*Exercise prompt*. For the listing below, give the count of lines containing the string "simple" and nothing else.

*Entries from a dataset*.
[Start]

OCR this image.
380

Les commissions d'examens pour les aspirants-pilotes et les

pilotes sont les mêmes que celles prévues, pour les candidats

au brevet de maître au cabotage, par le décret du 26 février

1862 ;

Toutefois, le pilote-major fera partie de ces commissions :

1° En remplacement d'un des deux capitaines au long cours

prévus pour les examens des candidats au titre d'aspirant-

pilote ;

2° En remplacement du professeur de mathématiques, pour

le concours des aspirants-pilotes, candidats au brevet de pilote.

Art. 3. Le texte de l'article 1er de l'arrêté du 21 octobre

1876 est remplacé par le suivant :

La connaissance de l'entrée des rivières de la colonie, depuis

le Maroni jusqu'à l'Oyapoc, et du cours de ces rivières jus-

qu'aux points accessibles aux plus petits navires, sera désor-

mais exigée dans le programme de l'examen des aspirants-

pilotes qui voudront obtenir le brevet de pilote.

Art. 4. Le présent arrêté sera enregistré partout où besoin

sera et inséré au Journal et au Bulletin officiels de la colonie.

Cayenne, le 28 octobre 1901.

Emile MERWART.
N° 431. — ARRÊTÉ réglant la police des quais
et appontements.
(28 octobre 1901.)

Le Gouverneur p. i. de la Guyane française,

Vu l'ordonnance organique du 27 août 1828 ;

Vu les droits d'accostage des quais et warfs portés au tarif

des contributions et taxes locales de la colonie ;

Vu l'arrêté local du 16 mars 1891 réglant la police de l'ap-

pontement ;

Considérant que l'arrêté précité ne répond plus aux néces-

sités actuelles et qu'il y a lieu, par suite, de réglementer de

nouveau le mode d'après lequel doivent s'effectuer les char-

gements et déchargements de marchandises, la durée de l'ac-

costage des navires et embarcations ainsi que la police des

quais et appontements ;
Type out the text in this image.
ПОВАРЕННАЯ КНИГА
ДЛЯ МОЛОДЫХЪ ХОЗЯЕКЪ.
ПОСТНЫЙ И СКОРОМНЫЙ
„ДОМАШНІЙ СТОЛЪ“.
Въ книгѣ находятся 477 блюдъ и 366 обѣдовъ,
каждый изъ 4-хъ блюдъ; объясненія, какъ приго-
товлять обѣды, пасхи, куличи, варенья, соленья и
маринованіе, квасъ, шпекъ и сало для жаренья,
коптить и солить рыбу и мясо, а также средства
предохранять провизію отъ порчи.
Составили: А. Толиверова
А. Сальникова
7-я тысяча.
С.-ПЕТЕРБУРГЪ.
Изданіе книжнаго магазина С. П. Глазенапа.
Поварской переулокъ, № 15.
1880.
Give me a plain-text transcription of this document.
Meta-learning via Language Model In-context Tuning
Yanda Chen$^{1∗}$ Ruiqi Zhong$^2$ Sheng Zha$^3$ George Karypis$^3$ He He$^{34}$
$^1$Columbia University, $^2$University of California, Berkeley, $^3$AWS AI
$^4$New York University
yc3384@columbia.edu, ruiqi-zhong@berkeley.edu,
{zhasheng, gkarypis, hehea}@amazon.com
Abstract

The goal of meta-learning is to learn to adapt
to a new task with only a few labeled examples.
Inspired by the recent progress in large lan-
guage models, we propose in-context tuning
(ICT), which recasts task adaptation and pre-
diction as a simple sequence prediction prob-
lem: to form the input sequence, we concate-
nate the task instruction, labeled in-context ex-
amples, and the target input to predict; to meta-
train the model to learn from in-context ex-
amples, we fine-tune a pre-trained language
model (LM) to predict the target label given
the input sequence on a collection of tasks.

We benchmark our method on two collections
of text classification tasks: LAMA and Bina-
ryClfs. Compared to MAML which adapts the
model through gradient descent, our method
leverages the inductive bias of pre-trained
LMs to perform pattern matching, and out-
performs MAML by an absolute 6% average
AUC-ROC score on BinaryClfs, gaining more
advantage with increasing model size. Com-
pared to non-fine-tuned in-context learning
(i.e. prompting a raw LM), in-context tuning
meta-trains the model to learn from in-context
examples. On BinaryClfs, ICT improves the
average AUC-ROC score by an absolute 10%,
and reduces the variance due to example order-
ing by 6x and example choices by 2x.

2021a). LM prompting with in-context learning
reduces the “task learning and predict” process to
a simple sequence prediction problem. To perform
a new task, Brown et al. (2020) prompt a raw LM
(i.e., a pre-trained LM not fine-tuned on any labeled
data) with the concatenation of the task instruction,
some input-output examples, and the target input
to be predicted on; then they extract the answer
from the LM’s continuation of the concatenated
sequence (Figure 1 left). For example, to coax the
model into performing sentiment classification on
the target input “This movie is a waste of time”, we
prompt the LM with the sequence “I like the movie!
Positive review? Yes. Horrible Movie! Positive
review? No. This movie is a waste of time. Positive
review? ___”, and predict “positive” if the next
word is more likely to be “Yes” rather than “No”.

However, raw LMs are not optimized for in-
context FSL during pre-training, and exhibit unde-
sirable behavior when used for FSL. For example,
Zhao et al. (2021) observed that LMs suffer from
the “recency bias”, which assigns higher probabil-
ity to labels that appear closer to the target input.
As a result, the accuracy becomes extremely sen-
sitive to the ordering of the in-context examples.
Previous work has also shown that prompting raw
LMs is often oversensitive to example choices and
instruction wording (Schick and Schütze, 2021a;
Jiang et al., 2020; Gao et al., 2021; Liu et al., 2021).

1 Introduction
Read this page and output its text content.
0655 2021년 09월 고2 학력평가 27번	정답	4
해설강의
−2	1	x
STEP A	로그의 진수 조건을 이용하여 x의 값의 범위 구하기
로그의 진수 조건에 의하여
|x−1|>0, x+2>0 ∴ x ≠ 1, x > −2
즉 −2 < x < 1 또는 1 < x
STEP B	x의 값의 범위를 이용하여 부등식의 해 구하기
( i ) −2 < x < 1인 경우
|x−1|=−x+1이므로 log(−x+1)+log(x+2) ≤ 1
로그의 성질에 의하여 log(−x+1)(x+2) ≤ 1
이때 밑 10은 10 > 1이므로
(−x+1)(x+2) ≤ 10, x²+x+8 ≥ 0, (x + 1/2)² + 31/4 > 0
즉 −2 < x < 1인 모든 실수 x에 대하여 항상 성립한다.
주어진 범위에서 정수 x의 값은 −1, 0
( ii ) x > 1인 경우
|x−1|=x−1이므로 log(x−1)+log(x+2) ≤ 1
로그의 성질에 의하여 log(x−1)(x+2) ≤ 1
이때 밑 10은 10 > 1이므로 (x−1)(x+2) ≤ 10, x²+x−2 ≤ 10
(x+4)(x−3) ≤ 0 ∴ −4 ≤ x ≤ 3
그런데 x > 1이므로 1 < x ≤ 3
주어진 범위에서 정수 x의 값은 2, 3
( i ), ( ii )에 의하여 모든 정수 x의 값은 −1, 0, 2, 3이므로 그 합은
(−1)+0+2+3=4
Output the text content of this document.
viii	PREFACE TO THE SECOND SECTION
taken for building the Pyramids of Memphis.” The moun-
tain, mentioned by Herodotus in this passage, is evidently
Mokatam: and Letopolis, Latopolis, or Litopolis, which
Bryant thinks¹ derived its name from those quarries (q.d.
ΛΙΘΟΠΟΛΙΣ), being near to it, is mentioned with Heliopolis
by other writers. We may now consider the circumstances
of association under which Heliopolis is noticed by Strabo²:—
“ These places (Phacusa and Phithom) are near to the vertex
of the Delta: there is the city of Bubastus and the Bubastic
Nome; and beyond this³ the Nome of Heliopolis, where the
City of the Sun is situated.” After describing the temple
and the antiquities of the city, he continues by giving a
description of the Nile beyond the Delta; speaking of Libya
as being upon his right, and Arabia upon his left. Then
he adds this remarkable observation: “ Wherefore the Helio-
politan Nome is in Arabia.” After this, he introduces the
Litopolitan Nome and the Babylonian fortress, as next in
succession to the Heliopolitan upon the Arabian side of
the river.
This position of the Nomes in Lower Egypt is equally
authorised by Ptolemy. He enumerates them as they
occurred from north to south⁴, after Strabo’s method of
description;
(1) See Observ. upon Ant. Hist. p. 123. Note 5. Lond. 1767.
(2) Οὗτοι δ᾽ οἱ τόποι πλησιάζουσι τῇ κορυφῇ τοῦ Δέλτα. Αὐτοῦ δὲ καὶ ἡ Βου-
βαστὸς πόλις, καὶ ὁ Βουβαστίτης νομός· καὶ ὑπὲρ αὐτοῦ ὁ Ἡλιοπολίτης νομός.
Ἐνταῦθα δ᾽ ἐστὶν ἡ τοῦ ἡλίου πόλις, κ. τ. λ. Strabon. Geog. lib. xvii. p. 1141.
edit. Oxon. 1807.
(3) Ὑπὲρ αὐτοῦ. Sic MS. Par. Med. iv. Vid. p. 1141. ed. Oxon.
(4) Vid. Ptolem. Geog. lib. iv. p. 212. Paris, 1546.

[End]

*Reply*. 2